### RECORDS FOR THE TASK

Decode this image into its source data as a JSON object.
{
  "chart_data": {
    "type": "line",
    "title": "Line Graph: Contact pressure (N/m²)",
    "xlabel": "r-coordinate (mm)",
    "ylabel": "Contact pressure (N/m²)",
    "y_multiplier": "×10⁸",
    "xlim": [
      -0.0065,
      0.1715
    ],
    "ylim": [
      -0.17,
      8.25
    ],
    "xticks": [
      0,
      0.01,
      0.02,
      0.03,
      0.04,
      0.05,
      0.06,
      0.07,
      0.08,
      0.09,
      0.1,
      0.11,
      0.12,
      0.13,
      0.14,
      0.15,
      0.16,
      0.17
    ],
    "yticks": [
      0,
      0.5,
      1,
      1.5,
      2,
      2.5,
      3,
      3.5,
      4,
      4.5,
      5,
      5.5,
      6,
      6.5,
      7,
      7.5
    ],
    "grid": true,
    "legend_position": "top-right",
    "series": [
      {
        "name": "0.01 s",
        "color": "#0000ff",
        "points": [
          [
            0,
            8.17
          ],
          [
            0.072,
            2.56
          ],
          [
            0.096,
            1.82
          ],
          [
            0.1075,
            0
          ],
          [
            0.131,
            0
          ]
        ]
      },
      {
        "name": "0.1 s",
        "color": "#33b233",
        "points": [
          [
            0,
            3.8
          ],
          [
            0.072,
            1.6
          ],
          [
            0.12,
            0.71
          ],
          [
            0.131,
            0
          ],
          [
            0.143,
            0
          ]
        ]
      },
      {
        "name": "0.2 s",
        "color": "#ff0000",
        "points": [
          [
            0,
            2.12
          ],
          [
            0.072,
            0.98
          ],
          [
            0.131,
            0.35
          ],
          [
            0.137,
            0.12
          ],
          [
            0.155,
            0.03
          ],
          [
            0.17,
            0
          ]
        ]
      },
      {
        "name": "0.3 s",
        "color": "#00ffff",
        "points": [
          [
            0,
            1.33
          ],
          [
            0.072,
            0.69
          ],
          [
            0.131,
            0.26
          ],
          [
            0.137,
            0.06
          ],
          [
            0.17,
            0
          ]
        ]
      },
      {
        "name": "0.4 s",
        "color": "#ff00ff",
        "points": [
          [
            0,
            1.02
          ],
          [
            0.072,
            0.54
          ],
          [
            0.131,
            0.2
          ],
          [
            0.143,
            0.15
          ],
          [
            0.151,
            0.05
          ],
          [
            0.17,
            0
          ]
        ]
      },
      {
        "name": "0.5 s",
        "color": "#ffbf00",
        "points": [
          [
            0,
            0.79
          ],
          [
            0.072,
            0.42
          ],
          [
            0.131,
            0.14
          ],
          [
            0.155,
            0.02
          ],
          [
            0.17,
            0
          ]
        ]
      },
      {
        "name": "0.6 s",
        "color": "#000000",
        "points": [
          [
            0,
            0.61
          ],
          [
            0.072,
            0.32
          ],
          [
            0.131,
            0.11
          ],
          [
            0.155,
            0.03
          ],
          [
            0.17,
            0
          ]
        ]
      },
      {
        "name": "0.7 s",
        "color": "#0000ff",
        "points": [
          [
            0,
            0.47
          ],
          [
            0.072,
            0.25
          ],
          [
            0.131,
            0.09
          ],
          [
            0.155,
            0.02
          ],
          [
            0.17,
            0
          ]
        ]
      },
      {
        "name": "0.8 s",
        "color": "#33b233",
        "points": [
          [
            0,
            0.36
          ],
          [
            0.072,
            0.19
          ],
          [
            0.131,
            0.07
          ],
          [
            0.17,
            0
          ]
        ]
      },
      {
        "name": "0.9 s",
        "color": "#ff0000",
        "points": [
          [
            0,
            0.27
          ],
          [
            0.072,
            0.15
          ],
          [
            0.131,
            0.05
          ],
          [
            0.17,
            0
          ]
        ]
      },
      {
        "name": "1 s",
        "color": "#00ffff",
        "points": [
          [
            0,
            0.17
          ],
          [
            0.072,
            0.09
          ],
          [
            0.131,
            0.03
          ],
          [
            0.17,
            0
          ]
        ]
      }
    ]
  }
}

######

EXERCISE OBJECTIVE
Look over the listing. Pull out every line with the string "Contact" in it.

SOLUTION BELOW
    "title": "Line Graph: Contact pressure (N/m²)",
    "ylabel": "Contact pressure (N/m²)",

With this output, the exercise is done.